━━━ DATASET EXCERPTS ━━━
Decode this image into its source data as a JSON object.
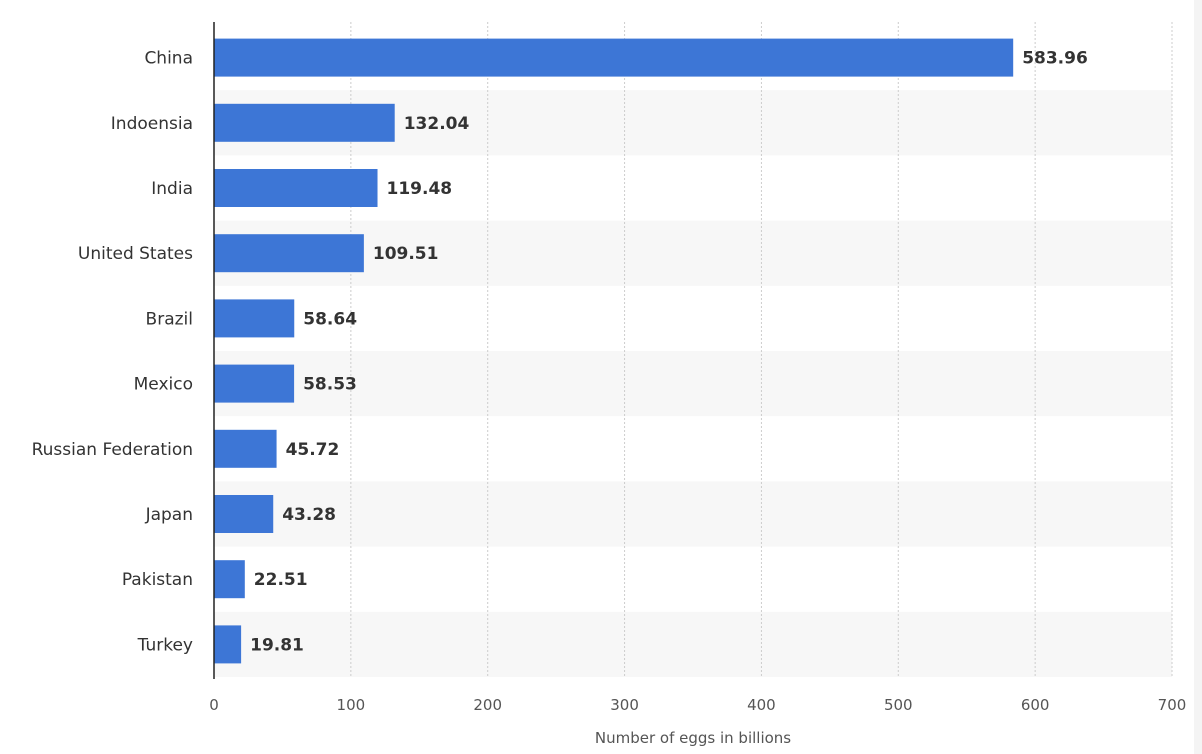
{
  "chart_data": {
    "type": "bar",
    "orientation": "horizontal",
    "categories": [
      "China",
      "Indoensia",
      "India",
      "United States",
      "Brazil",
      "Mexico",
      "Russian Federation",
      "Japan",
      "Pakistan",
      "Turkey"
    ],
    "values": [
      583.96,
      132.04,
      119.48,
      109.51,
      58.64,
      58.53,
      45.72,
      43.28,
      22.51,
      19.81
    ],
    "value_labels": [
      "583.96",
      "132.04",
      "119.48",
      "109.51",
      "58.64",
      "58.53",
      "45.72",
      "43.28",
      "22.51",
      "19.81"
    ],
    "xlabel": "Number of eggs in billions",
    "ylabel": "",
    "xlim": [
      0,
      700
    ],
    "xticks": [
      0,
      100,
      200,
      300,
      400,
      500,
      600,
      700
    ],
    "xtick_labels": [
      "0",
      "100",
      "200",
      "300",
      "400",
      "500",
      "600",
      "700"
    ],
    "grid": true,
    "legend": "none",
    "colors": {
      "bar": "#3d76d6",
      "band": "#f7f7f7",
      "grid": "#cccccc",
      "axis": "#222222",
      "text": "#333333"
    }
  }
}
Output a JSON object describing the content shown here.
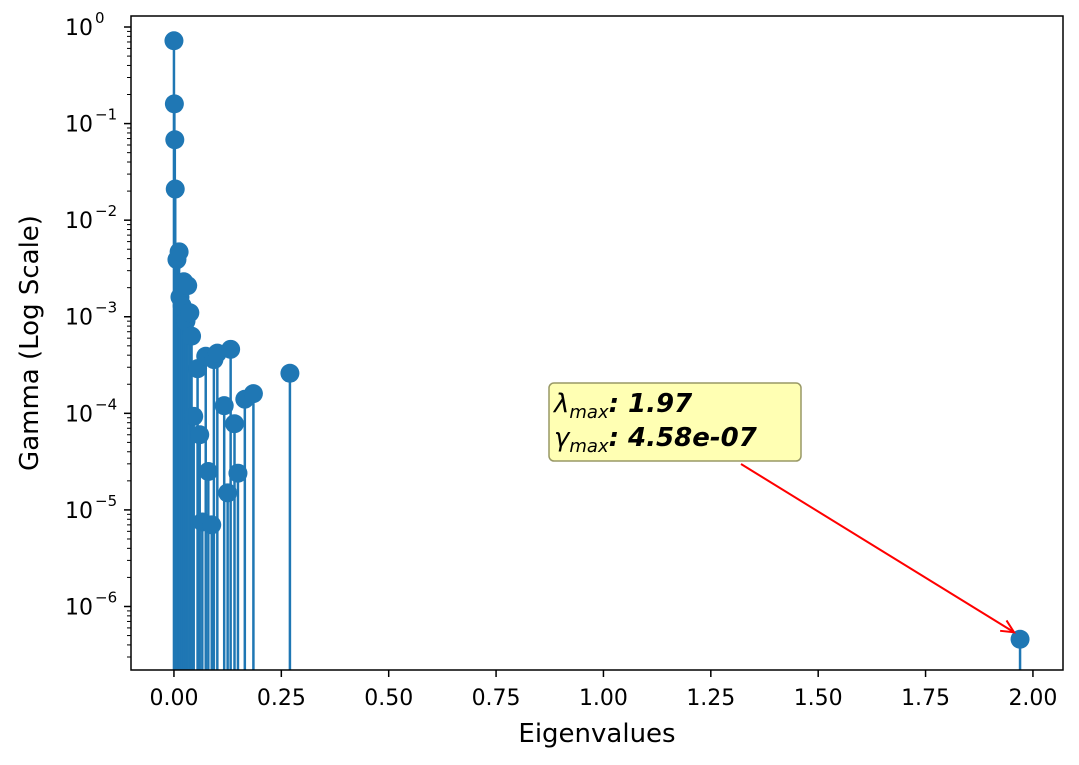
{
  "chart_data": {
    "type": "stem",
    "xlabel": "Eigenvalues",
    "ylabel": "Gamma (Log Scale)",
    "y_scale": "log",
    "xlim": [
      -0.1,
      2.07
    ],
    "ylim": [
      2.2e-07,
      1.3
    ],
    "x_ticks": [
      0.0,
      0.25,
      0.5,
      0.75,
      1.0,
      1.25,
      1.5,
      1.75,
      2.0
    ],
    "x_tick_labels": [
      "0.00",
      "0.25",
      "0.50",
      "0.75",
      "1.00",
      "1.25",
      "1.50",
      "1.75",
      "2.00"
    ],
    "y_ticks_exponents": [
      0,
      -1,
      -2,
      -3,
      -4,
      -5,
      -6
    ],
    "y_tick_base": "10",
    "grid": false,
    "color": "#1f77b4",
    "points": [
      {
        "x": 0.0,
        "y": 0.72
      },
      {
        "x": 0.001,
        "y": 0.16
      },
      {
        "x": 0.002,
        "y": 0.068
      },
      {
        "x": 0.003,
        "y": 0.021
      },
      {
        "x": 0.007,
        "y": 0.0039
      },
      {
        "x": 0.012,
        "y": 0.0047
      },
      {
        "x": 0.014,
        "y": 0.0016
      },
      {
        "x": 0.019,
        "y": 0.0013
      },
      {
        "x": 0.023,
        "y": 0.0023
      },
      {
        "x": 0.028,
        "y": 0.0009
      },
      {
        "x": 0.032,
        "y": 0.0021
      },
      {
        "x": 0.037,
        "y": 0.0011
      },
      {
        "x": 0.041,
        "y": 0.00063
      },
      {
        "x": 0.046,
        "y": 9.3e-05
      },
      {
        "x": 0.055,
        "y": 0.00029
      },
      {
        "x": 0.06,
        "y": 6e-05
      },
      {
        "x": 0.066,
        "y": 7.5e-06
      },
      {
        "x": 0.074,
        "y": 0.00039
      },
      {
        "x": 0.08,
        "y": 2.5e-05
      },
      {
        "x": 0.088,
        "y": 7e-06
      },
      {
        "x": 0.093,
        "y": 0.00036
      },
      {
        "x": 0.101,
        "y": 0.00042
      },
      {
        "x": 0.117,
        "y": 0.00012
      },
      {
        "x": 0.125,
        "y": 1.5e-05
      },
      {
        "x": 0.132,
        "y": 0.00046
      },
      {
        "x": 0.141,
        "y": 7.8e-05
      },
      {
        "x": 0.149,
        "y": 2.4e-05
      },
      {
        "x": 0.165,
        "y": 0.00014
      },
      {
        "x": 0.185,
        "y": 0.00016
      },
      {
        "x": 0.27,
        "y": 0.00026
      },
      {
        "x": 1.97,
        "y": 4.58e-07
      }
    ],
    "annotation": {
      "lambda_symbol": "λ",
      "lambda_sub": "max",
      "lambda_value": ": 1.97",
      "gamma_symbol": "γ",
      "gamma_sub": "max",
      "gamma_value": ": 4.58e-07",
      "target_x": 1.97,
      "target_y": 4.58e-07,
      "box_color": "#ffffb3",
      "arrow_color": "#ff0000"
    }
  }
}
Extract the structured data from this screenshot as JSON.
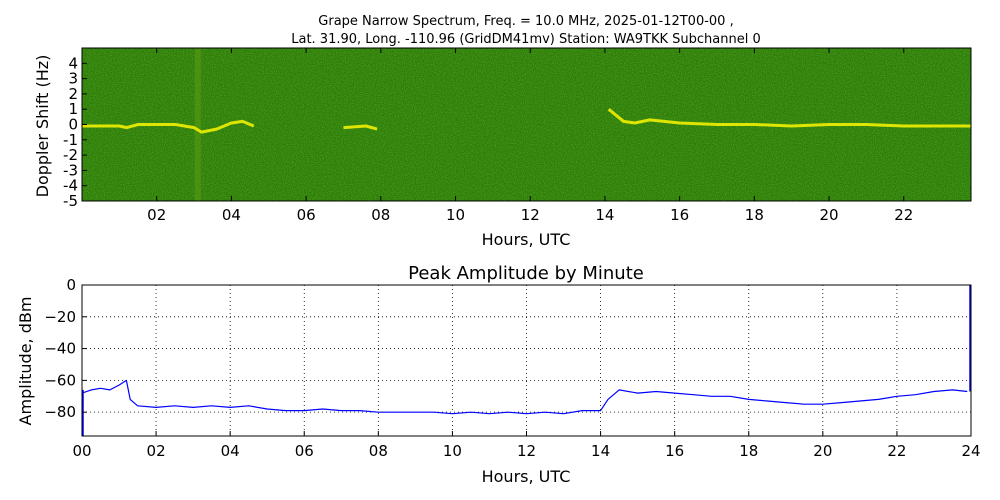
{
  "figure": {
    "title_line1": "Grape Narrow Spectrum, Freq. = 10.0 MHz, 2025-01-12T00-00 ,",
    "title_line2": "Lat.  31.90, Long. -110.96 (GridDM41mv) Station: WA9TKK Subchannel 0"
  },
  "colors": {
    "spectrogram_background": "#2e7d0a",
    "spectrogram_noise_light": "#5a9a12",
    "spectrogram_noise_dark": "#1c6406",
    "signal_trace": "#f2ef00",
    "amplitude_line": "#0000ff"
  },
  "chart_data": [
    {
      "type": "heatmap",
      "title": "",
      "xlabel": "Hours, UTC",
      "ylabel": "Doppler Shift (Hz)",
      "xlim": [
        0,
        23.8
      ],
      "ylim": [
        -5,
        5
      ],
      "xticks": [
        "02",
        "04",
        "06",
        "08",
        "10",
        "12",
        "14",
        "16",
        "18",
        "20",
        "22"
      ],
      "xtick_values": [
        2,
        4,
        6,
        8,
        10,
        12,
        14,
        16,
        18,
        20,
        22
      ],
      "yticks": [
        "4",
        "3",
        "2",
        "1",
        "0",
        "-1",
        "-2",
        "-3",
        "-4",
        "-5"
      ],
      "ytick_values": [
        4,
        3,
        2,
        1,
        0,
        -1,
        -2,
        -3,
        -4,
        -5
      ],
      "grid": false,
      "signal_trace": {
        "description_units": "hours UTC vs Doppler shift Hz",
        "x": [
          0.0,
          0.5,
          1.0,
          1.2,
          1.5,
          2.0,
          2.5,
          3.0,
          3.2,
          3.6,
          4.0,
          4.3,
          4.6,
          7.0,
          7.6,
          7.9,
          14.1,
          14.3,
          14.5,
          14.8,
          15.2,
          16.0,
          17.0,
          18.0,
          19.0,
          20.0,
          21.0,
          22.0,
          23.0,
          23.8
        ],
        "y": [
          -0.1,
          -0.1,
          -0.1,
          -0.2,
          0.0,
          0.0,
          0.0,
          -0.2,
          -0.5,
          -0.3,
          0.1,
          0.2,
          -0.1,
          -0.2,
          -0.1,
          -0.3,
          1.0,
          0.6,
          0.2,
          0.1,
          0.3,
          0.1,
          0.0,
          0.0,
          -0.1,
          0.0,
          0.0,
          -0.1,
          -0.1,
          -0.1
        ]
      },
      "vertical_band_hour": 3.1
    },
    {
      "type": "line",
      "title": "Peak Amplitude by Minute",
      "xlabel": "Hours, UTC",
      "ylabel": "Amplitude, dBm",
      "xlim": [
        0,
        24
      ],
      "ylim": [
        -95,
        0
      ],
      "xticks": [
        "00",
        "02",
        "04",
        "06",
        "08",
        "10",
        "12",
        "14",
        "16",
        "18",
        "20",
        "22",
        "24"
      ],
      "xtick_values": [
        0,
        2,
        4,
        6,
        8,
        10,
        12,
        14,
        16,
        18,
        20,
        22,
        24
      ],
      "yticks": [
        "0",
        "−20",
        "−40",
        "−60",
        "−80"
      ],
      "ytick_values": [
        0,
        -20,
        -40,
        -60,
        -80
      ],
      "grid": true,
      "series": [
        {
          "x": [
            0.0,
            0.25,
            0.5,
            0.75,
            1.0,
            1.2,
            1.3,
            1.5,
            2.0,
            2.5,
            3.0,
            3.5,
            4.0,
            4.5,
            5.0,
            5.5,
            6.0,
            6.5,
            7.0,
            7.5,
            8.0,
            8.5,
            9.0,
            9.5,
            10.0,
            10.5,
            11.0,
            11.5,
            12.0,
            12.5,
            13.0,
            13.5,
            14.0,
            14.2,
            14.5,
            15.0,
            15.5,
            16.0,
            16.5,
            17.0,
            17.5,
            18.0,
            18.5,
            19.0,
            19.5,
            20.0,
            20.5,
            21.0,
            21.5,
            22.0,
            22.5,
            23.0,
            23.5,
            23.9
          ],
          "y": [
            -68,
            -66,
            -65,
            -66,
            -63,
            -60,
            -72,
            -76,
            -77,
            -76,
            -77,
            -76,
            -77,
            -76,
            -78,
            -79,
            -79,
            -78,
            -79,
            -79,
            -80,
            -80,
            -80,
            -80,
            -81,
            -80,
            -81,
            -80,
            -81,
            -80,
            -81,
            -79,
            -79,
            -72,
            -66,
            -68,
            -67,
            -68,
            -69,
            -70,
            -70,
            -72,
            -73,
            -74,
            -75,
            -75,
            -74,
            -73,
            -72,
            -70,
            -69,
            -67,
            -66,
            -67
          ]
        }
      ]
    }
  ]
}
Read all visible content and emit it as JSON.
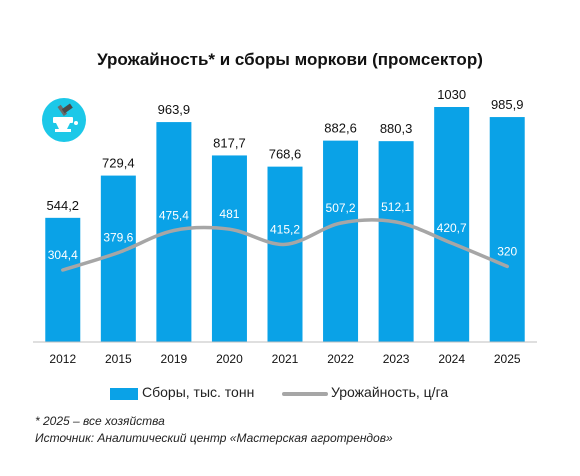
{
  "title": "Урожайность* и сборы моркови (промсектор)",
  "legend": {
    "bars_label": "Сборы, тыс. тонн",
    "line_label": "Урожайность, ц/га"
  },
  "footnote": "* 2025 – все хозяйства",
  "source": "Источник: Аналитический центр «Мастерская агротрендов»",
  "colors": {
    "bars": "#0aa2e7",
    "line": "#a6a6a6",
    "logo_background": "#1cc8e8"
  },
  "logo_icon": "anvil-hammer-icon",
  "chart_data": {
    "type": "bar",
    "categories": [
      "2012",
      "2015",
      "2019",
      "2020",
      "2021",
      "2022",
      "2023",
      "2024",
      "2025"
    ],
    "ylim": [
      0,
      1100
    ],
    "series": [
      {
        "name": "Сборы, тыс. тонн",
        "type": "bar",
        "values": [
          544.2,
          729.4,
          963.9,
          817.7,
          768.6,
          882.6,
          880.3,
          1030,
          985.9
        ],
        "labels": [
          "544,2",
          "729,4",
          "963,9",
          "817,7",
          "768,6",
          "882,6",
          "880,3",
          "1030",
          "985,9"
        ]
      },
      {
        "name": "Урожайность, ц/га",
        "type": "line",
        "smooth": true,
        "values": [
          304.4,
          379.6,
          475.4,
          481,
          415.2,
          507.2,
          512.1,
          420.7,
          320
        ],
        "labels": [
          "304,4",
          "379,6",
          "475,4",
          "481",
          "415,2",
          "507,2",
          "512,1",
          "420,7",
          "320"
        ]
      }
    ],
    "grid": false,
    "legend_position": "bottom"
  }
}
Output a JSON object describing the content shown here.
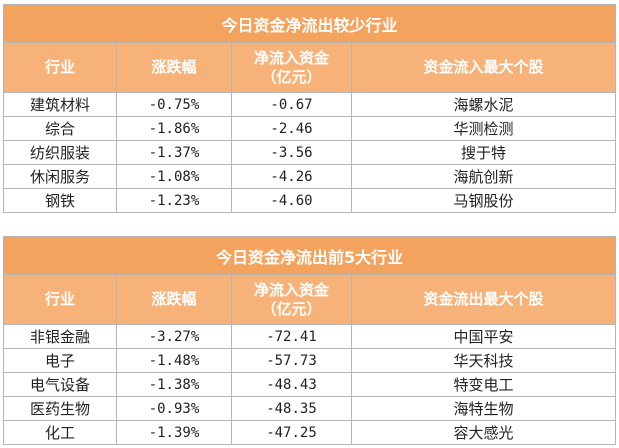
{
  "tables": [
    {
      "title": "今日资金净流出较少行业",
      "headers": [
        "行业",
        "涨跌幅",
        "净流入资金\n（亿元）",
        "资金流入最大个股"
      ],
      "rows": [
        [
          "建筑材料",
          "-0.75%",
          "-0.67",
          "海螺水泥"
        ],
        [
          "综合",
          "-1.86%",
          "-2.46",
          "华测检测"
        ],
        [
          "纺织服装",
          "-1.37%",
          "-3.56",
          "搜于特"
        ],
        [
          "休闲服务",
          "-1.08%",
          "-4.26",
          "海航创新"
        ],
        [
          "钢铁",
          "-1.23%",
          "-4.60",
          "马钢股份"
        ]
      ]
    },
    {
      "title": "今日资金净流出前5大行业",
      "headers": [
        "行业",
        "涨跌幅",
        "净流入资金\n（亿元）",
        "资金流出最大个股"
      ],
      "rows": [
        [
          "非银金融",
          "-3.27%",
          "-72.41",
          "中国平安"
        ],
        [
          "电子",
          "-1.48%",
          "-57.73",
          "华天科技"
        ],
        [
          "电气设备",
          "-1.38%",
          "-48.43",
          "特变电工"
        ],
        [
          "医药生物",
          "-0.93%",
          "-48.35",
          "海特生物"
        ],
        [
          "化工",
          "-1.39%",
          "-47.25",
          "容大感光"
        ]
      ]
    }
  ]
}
━━━
*THE REQUEST:*
Going through the entries above, report how many lines include the string "xlabel". The number alone is the answer.

*OUTPUT:*
4